Repeat the listing below in full, exactly as it stands.

************

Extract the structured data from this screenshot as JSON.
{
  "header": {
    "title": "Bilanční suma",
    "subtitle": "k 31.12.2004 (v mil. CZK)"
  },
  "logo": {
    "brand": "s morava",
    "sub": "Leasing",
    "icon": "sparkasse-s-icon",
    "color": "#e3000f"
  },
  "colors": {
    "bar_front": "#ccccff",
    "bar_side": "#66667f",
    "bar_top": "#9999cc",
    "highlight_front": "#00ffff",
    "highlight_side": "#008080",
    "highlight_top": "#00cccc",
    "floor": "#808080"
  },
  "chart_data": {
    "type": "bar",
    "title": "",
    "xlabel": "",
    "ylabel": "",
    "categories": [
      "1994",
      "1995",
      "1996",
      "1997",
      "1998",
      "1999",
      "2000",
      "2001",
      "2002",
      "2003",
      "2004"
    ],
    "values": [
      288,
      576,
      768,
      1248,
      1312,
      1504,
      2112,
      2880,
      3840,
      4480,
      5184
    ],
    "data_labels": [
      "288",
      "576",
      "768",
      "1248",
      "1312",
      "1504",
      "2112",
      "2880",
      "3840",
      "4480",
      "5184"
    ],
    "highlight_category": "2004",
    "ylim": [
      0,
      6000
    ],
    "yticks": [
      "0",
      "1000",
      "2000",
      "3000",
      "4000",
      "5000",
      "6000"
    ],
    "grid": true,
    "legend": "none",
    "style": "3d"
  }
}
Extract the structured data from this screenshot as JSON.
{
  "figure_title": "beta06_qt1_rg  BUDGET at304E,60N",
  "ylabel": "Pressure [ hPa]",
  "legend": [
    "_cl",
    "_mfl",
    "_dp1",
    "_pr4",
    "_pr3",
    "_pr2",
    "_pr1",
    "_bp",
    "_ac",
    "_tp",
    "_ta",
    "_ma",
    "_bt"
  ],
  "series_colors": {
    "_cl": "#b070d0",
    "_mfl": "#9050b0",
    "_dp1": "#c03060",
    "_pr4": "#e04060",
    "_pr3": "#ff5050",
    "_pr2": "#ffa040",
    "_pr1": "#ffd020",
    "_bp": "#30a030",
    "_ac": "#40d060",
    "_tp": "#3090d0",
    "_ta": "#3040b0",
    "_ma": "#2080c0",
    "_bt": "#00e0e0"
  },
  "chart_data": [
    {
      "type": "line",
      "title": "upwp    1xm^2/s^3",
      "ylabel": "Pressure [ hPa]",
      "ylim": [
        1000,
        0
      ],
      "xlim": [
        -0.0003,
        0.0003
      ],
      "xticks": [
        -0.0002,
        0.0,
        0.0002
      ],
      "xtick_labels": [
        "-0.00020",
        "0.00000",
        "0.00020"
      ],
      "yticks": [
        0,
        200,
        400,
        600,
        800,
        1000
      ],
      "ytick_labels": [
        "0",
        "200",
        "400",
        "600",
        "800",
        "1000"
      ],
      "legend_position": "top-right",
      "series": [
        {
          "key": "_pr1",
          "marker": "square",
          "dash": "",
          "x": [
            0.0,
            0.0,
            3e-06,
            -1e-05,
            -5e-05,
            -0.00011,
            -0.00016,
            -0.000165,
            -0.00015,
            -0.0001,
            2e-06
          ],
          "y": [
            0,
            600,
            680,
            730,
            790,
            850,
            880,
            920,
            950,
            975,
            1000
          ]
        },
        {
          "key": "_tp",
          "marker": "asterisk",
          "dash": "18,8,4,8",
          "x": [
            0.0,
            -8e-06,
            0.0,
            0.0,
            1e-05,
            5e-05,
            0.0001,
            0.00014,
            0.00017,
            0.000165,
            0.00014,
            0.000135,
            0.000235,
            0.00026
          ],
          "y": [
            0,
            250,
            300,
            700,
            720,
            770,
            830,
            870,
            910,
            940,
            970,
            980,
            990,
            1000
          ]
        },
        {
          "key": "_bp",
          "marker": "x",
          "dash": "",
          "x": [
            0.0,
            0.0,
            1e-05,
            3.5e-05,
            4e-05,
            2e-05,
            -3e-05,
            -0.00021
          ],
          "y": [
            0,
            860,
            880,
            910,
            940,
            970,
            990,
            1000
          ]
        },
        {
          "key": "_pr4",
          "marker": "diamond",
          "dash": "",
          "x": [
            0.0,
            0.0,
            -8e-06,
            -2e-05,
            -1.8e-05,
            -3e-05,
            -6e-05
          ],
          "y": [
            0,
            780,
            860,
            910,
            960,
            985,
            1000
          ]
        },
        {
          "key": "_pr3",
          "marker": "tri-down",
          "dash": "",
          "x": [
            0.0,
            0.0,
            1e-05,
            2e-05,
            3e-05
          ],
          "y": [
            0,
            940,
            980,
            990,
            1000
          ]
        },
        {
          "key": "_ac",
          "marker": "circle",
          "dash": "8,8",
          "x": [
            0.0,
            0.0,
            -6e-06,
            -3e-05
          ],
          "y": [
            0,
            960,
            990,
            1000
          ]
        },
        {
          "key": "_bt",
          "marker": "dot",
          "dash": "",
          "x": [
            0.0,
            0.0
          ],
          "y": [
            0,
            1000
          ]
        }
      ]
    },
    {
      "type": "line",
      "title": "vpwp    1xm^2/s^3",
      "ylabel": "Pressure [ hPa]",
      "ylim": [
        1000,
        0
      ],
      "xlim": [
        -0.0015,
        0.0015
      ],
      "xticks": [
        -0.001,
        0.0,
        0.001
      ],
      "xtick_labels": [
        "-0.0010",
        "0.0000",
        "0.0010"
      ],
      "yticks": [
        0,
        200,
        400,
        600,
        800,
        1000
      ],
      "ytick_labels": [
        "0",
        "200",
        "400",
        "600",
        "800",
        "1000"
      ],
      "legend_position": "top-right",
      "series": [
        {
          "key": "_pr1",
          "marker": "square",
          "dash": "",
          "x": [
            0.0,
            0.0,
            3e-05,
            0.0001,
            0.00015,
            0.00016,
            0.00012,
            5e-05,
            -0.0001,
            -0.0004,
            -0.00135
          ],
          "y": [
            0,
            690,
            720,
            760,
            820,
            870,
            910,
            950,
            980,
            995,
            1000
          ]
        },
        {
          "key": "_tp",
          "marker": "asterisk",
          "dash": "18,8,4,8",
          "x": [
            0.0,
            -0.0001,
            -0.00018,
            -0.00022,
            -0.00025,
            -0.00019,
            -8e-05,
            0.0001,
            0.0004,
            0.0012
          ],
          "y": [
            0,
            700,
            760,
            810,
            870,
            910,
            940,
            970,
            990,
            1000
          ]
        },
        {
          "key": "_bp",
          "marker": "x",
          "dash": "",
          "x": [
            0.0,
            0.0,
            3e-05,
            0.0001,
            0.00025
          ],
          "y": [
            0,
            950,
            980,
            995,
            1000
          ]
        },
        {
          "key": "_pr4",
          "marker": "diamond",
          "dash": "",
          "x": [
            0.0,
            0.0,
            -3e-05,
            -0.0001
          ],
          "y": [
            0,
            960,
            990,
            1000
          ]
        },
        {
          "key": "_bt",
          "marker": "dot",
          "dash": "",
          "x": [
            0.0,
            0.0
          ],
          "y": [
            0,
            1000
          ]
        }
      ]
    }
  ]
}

************

Full response:
Extract the structured data from this screenshot as JSON.
{
  "header": {
    "title": "Bilanční suma",
    "subtitle": "k 31.12.2004 (v mil. CZK)"
  },
  "logo": {
    "brand": "s morava",
    "sub": "Leasing",
    "icon": "sparkasse-s-icon",
    "color": "#e3000f"
  },
  "colors": {
    "bar_front": "#ccccff",
    "bar_side": "#66667f",
    "bar_top": "#9999cc",
    "highlight_front": "#00ffff",
    "highlight_side": "#008080",
    "highlight_top": "#00cccc",
    "floor": "#808080"
  },
  "chart_data": {
    "type": "bar",
    "title": "",
    "xlabel": "",
    "ylabel": "",
    "categories": [
      "1994",
      "1995",
      "1996",
      "1997",
      "1998",
      "1999",
      "2000",
      "2001",
      "2002",
      "2003",
      "2004"
    ],
    "values": [
      288,
      576,
      768,
      1248,
      1312,
      1504,
      2112,
      2880,
      3840,
      4480,
      5184
    ],
    "data_labels": [
      "288",
      "576",
      "768",
      "1248",
      "1312",
      "1504",
      "2112",
      "2880",
      "3840",
      "4480",
      "5184"
    ],
    "highlight_category": "2004",
    "ylim": [
      0,
      6000
    ],
    "yticks": [
      "0",
      "1000",
      "2000",
      "3000",
      "4000",
      "5000",
      "6000"
    ],
    "grid": true,
    "legend": "none",
    "style": "3d"
  }
}
Extract the structured data from this screenshot as JSON.
{
  "figure_title": "beta06_qt1_rg  BUDGET at304E,60N",
  "ylabel": "Pressure [ hPa]",
  "legend": [
    "_cl",
    "_mfl",
    "_dp1",
    "_pr4",
    "_pr3",
    "_pr2",
    "_pr1",
    "_bp",
    "_ac",
    "_tp",
    "_ta",
    "_ma",
    "_bt"
  ],
  "series_colors": {
    "_cl": "#b070d0",
    "_mfl": "#9050b0",
    "_dp1": "#c03060",
    "_pr4": "#e04060",
    "_pr3": "#ff5050",
    "_pr2": "#ffa040",
    "_pr1": "#ffd020",
    "_bp": "#30a030",
    "_ac": "#40d060",
    "_tp": "#3090d0",
    "_ta": "#3040b0",
    "_ma": "#2080c0",
    "_bt": "#00e0e0"
  },
  "chart_data": [
    {
      "type": "line",
      "title": "upwp    1xm^2/s^3",
      "ylabel": "Pressure [ hPa]",
      "ylim": [
        1000,
        0
      ],
      "xlim": [
        -0.0003,
        0.0003
      ],
      "xticks": [
        -0.0002,
        0.0,
        0.0002
      ],
      "xtick_labels": [
        "-0.00020",
        "0.00000",
        "0.00020"
      ],
      "yticks": [
        0,
        200,
        400,
        600,
        800,
        1000
      ],
      "ytick_labels": [
        "0",
        "200",
        "400",
        "600",
        "800",
        "1000"
      ],
      "legend_position": "top-right",
      "series": [
        {
          "key": "_pr1",
          "marker": "square",
          "dash": "",
          "x": [
            0.0,
            0.0,
            3e-06,
            -1e-05,
            -5e-05,
            -0.00011,
            -0.00016,
            -0.000165,
            -0.00015,
            -0.0001,
            2e-06
          ],
          "y": [
            0,
            600,
            680,
            730,
            790,
            850,
            880,
            920,
            950,
            975,
            1000
          ]
        },
        {
          "key": "_tp",
          "marker": "asterisk",
          "dash": "18,8,4,8",
          "x": [
            0.0,
            -8e-06,
            0.0,
            0.0,
            1e-05,
            5e-05,
            0.0001,
            0.00014,
            0.00017,
            0.000165,
            0.00014,
            0.000135,
            0.000235,
            0.00026
          ],
          "y": [
            0,
            250,
            300,
            700,
            720,
            770,
            830,
            870,
            910,
            940,
            970,
            980,
            990,
            1000
          ]
        },
        {
          "key": "_bp",
          "marker": "x",
          "dash": "",
          "x": [
            0.0,
            0.0,
            1e-05,
            3.5e-05,
            4e-05,
            2e-05,
            -3e-05,
            -0.00021
          ],
          "y": [
            0,
            860,
            880,
            910,
            940,
            970,
            990,
            1000
          ]
        },
        {
          "key": "_pr4",
          "marker": "diamond",
          "dash": "",
          "x": [
            0.0,
            0.0,
            -8e-06,
            -2e-05,
            -1.8e-05,
            -3e-05,
            -6e-05
          ],
          "y": [
            0,
            780,
            860,
            910,
            960,
            985,
            1000
          ]
        },
        {
          "key": "_pr3",
          "marker": "tri-down",
          "dash": "",
          "x": [
            0.0,
            0.0,
            1e-05,
            2e-05,
            3e-05
          ],
          "y": [
            0,
            940,
            980,
            990,
            1000
          ]
        },
        {
          "key": "_ac",
          "marker": "circle",
          "dash": "8,8",
          "x": [
            0.0,
            0.0,
            -6e-06,
            -3e-05
          ],
          "y": [
            0,
            960,
            990,
            1000
          ]
        },
        {
          "key": "_bt",
          "marker": "dot",
          "dash": "",
          "x": [
            0.0,
            0.0
          ],
          "y": [
            0,
            1000
          ]
        }
      ]
    },
    {
      "type": "line",
      "title": "vpwp    1xm^2/s^3",
      "ylabel": "Pressure [ hPa]",
      "ylim": [
        1000,
        0
      ],
      "xlim": [
        -0.0015,
        0.0015
      ],
      "xticks": [
        -0.001,
        0.0,
        0.001
      ],
      "xtick_labels": [
        "-0.0010",
        "0.0000",
        "0.0010"
      ],
      "yticks": [
        0,
        200,
        400,
        600,
        800,
        1000
      ],
      "ytick_labels": [
        "0",
        "200",
        "400",
        "600",
        "800",
        "1000"
      ],
      "legend_position": "top-right",
      "series": [
        {
          "key": "_pr1",
          "marker": "square",
          "dash": "",
          "x": [
            0.0,
            0.0,
            3e-05,
            0.0001,
            0.00015,
            0.00016,
            0.00012,
            5e-05,
            -0.0001,
            -0.0004,
            -0.00135
          ],
          "y": [
            0,
            690,
            720,
            760,
            820,
            870,
            910,
            950,
            980,
            995,
            1000
          ]
        },
        {
          "key": "_tp",
          "marker": "asterisk",
          "dash": "18,8,4,8",
          "x": [
            0.0,
            -0.0001,
            -0.00018,
            -0.00022,
            -0.00025,
            -0.00019,
            -8e-05,
            0.0001,
            0.0004,
            0.0012
          ],
          "y": [
            0,
            700,
            760,
            810,
            870,
            910,
            940,
            970,
            990,
            1000
          ]
        },
        {
          "key": "_bp",
          "marker": "x",
          "dash": "",
          "x": [
            0.0,
            0.0,
            3e-05,
            0.0001,
            0.00025
          ],
          "y": [
            0,
            950,
            980,
            995,
            1000
          ]
        },
        {
          "key": "_pr4",
          "marker": "diamond",
          "dash": "",
          "x": [
            0.0,
            0.0,
            -3e-05,
            -0.0001
          ],
          "y": [
            0,
            960,
            990,
            1000
          ]
        },
        {
          "key": "_bt",
          "marker": "dot",
          "dash": "",
          "x": [
            0.0,
            0.0
          ],
          "y": [
            0,
            1000
          ]
        }
      ]
    }
  ]
}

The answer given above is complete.